TASK INSTRUCTIONS
Take the entries below and reproduce them word for word.

[Stored records]

********************

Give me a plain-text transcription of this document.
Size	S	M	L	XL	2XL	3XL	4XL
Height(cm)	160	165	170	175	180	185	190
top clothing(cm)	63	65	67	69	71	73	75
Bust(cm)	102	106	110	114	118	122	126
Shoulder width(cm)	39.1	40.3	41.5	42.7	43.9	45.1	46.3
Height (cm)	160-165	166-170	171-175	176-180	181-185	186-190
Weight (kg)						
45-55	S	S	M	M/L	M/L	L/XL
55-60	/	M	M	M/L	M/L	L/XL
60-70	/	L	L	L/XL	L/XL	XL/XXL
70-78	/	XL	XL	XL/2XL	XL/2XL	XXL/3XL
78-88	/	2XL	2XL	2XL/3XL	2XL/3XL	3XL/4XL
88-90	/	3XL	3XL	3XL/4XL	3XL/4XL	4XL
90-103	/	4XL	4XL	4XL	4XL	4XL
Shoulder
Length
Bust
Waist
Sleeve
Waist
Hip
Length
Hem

********************

FULL SOLUTION
Give me a plain-text transcription of this document.
Size	S	M	L	XL	2XL	3XL	4XL
Height(cm)	160	165	170	175	180	185	190
top clothing(cm)	63	65	67	69	71	73	75
Bust(cm)	102	106	110	114	118	122	126
Shoulder width(cm)	39.1	40.3	41.5	42.7	43.9	45.1	46.3
Height (cm)	160-165	166-170	171-175	176-180	181-185	186-190
Weight (kg)						
45-55	S	S	M	M/L	M/L	L/XL
55-60	/	M	M	M/L	M/L	L/XL
60-70	/	L	L	L/XL	L/XL	XL/XXL
70-78	/	XL	XL	XL/2XL	XL/2XL	XXL/3XL
78-88	/	2XL	2XL	2XL/3XL	2XL/3XL	3XL/4XL
88-90	/	3XL	3XL	3XL/4XL	3XL/4XL	4XL
90-103	/	4XL	4XL	4XL	4XL	4XL
Shoulder
Length
Bust
Waist
Sleeve
Waist
Hip
Length
Hem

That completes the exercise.